- Work required:
Pull out every line below that holds the word "Dataset".

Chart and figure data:
· · ·
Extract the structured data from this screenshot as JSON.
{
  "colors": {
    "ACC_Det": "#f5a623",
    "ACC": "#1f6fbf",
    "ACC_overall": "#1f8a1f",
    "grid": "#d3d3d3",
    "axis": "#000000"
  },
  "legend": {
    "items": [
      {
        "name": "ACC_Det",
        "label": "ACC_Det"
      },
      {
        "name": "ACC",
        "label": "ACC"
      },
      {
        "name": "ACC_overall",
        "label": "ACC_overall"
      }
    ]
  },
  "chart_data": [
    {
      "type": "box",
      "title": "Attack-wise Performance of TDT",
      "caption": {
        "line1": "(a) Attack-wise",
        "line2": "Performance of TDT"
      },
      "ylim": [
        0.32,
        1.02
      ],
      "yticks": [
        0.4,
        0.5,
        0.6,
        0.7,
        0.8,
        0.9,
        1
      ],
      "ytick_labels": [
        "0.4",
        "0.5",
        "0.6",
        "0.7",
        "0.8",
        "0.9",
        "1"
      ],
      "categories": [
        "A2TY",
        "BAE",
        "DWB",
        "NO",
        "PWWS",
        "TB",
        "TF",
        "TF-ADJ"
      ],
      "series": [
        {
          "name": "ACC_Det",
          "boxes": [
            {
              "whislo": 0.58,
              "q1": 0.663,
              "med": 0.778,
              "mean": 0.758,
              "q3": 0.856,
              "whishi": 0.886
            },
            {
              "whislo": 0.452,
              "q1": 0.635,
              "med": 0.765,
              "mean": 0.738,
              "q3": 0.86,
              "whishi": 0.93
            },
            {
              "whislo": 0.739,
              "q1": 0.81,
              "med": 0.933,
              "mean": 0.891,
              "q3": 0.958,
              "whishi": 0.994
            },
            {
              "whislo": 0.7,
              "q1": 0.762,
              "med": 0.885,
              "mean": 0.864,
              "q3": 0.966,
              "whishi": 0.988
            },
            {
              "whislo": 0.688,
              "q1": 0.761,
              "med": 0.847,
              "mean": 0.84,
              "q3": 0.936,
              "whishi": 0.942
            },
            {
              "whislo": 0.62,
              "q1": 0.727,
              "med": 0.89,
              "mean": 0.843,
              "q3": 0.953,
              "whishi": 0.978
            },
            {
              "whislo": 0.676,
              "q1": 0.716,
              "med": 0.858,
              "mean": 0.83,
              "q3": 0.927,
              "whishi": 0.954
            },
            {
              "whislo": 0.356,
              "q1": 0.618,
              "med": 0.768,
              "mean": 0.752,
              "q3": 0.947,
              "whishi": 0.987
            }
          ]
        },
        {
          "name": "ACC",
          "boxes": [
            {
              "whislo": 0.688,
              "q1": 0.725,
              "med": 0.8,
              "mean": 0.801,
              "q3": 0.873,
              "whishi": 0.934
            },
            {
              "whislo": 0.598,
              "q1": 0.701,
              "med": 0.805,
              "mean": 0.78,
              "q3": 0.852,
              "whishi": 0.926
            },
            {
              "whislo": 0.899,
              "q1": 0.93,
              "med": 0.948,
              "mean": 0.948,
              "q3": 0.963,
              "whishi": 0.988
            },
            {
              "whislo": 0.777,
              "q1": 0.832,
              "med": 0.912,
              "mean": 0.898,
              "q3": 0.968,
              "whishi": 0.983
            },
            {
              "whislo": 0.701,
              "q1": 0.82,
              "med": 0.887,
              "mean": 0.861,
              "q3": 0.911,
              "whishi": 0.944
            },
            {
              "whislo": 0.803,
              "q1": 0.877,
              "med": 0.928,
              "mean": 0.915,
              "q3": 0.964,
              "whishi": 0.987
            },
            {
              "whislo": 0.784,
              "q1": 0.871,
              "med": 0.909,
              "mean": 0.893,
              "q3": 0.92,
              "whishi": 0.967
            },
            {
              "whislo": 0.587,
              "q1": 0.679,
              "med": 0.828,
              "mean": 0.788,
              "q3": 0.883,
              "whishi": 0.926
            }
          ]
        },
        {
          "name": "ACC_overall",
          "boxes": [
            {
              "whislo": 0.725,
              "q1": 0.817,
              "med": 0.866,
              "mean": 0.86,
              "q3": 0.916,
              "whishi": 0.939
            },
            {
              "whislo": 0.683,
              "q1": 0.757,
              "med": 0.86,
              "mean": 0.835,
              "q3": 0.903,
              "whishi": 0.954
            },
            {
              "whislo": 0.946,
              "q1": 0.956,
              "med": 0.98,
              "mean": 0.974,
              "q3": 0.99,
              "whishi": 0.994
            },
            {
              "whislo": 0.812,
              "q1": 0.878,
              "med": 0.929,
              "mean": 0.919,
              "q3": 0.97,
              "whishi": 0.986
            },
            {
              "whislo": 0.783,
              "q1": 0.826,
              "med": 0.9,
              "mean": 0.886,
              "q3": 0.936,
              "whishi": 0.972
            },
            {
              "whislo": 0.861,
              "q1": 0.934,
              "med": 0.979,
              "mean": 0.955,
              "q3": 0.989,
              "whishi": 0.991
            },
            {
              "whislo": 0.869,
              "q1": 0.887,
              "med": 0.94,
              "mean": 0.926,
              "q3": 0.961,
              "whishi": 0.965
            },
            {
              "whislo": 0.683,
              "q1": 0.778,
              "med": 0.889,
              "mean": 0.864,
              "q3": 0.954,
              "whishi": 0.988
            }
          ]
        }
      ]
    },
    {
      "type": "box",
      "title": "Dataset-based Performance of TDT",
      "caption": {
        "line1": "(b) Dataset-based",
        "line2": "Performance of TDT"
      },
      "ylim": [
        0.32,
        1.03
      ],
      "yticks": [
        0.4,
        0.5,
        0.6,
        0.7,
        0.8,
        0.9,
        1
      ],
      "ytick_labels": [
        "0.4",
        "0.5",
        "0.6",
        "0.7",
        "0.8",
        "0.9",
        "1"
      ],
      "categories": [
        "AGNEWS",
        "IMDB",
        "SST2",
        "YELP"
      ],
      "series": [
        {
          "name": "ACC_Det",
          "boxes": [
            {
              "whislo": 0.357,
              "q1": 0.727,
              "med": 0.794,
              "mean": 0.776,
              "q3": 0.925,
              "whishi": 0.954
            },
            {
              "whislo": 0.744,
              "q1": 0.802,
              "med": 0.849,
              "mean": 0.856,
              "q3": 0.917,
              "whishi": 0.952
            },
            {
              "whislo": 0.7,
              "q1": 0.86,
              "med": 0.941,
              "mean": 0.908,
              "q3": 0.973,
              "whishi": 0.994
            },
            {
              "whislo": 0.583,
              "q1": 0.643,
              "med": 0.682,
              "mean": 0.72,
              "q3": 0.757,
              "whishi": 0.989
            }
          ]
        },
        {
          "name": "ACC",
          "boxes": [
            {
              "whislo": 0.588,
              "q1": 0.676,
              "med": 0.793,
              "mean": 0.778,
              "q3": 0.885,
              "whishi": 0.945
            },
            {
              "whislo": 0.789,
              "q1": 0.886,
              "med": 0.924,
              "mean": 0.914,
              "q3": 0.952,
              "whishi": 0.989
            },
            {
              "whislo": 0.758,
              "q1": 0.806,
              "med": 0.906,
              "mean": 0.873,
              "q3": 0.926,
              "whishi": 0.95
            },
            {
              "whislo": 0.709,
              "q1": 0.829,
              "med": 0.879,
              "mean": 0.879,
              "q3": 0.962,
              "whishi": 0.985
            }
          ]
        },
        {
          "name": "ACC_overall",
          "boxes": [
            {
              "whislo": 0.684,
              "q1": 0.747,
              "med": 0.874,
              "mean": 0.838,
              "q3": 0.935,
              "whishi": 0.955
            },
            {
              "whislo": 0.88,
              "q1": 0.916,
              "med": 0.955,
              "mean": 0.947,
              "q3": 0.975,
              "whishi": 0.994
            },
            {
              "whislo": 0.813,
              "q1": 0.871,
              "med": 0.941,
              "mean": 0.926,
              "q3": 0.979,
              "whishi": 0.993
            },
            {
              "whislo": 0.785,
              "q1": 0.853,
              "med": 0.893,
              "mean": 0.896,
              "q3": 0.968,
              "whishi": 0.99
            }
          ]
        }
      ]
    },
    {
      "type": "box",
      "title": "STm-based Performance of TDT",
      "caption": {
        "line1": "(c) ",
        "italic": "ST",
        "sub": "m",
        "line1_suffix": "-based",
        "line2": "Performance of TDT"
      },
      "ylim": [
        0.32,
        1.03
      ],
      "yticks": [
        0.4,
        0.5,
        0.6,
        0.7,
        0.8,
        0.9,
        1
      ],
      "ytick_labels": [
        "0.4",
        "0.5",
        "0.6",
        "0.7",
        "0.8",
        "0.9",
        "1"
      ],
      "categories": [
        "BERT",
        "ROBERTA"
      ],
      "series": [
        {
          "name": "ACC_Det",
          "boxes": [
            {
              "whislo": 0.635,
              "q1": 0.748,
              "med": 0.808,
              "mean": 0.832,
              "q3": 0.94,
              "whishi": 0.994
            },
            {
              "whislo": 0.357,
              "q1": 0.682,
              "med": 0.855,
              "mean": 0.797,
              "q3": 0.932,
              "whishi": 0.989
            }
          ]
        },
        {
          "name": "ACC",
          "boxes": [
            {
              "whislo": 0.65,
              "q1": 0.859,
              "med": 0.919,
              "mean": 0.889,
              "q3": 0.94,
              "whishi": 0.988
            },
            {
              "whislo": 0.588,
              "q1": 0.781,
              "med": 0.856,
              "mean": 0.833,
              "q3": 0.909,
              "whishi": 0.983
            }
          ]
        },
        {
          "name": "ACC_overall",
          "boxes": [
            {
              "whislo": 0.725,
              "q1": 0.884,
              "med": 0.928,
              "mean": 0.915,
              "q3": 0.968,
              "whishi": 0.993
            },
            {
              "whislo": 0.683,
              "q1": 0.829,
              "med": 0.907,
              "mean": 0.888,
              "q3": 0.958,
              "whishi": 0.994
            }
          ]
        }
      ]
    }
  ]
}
· · ·
- Reply:
      "title": "Dataset-based Performance of TDT",
        "line1": "(b) Dataset-based",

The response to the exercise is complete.